>> START Recorded data
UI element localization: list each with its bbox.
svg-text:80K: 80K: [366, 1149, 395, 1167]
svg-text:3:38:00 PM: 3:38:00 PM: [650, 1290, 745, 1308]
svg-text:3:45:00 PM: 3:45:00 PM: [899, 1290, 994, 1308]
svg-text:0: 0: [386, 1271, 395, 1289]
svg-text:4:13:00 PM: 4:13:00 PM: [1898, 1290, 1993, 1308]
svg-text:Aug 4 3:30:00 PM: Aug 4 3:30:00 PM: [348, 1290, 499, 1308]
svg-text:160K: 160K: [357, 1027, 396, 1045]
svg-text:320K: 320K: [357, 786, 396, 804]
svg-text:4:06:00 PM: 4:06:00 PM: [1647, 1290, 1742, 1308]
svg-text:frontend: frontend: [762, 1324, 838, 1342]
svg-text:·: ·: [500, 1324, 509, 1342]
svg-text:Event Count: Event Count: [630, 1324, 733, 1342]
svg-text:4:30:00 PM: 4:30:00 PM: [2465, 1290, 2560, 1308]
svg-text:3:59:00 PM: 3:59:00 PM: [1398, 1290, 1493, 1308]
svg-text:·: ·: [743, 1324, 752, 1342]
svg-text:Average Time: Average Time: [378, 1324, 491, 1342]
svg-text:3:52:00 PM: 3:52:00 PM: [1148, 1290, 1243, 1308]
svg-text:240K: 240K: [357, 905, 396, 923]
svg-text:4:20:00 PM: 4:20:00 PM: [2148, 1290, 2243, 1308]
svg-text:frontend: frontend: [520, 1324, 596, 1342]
>> END Recorded data
• **Task to complete**:
Rewrite the listing above so that each "frontend" becomes "backend", leaving every other line and value unchanged.

• **Solution**:
UI element localization: list each with its bbox.
svg-text:80K: 80K: [366, 1149, 395, 1167]
svg-text:3:38:00 PM: 3:38:00 PM: [650, 1290, 745, 1308]
svg-text:3:45:00 PM: 3:45:00 PM: [899, 1290, 994, 1308]
svg-text:0: 0: [386, 1271, 395, 1289]
svg-text:4:13:00 PM: 4:13:00 PM: [1898, 1290, 1993, 1308]
svg-text:Aug 4 3:30:00 PM: Aug 4 3:30:00 PM: [348, 1290, 499, 1308]
svg-text:160K: 160K: [357, 1027, 396, 1045]
svg-text:320K: 320K: [357, 786, 396, 804]
svg-text:4:06:00 PM: 4:06:00 PM: [1647, 1290, 1742, 1308]
svg-text:backend: backend: [762, 1324, 838, 1342]
svg-text:·: ·: [500, 1324, 509, 1342]
svg-text:Event Count: Event Count: [630, 1324, 733, 1342]
svg-text:4:30:00 PM: 4:30:00 PM: [2465, 1290, 2560, 1308]
svg-text:3:59:00 PM: 3:59:00 PM: [1398, 1290, 1493, 1308]
svg-text:·: ·: [743, 1324, 752, 1342]
svg-text:Average Time: Average Time: [378, 1324, 491, 1342]
svg-text:3:52:00 PM: 3:52:00 PM: [1148, 1290, 1243, 1308]
svg-text:240K: 240K: [357, 905, 396, 923]
svg-text:4:20:00 PM: 4:20:00 PM: [2148, 1290, 2243, 1308]
svg-text:backend: backend: [520, 1324, 596, 1342]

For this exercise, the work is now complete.